Data records
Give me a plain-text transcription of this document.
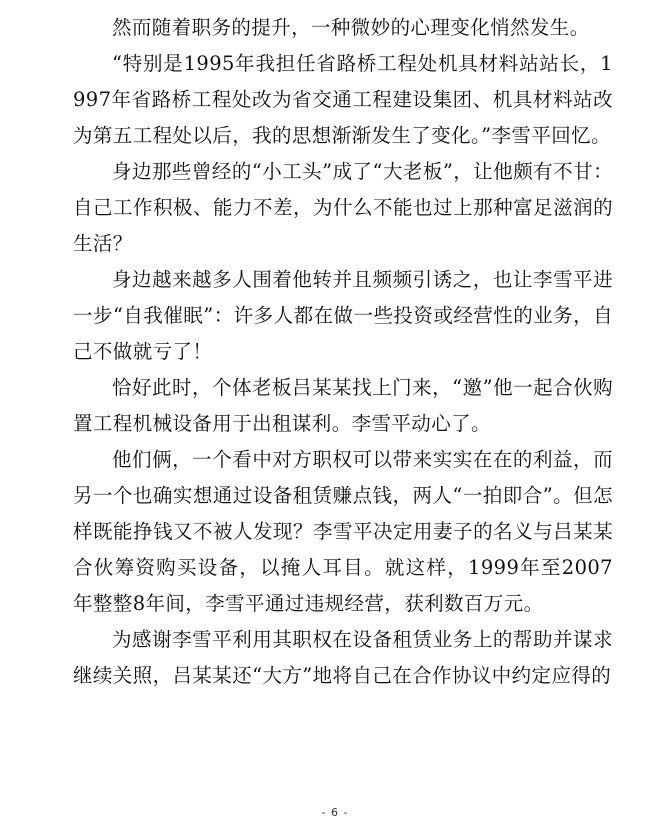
然而随着职务的提升，一种微妙的心理变化悄然发生。

“特别是1995年我担任省路桥工程处机具材料站站长，1997年省路桥工程处改为省交通工程建设集团、机具材料站改为第五工程处以后，我的思想渐渐发生了变化。”李雪平回忆。

身边那些曾经的“小工头”成了“大老板”，让他颇有不甘：自己工作积极、能力不差，为什么不能也过上那种富足滋润的生活？

身边越来越多人围着他转并且频频引诱之，也让李雪平进一步“自我催眠”：许多人都在做一些投资或经营性的业务，自己不做就亏了！

恰好此时，个体老板吕某某找上门来，“邀”他一起合伙购置工程机械设备用于出租谋利。李雪平动心了。

他们俩，一个看中对方职权可以带来实实在在的利益，而另一个也确实想通过设备租赁赚点钱，两人“一拍即合”。但怎样既能挣钱又不被人发现？李雪平决定用妻子的名义与吕某某合伙筹资购买设备，以掩人耳目。就这样，1999年至2007年整整8年间，李雪平通过违规经营，获利数百万元。

为感谢李雪平利用其职权在设备租赁业务上的帮助并谋求继续关照，吕某某还“大方”地将自己在合作协议中约定应得的

- 6 -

→ THE REQUEST
Retype every record above exactly as written, but leave out the pictures.

→ RESULT
Give me a plain-text transcription of this document.
然而随着职务的提升，一种微妙的心理变化悄然发生。

“特别是1995年我担任省路桥工程处机具材料站站长，1997年省路桥工程处改为省交通工程建设集团、机具材料站改为第五工程处以后，我的思想渐渐发生了变化。”李雪平回忆。

身边那些曾经的“小工头”成了“大老板”，让他颇有不甘：自己工作积极、能力不差，为什么不能也过上那种富足滋润的生活？

身边越来越多人围着他转并且频频引诱之，也让李雪平进一步“自我催眠”：许多人都在做一些投资或经营性的业务，自己不做就亏了！

恰好此时，个体老板吕某某找上门来，“邀”他一起合伙购置工程机械设备用于出租谋利。李雪平动心了。

他们俩，一个看中对方职权可以带来实实在在的利益，而另一个也确实想通过设备租赁赚点钱，两人“一拍即合”。但怎样既能挣钱又不被人发现？李雪平决定用妻子的名义与吕某某合伙筹资购买设备，以掩人耳目。就这样，1999年至2007年整整8年间，李雪平通过违规经营，获利数百万元。

为感谢李雪平利用其职权在设备租赁业务上的帮助并谋求继续关照，吕某某还“大方”地将自己在合作协议中约定应得的

- 6 -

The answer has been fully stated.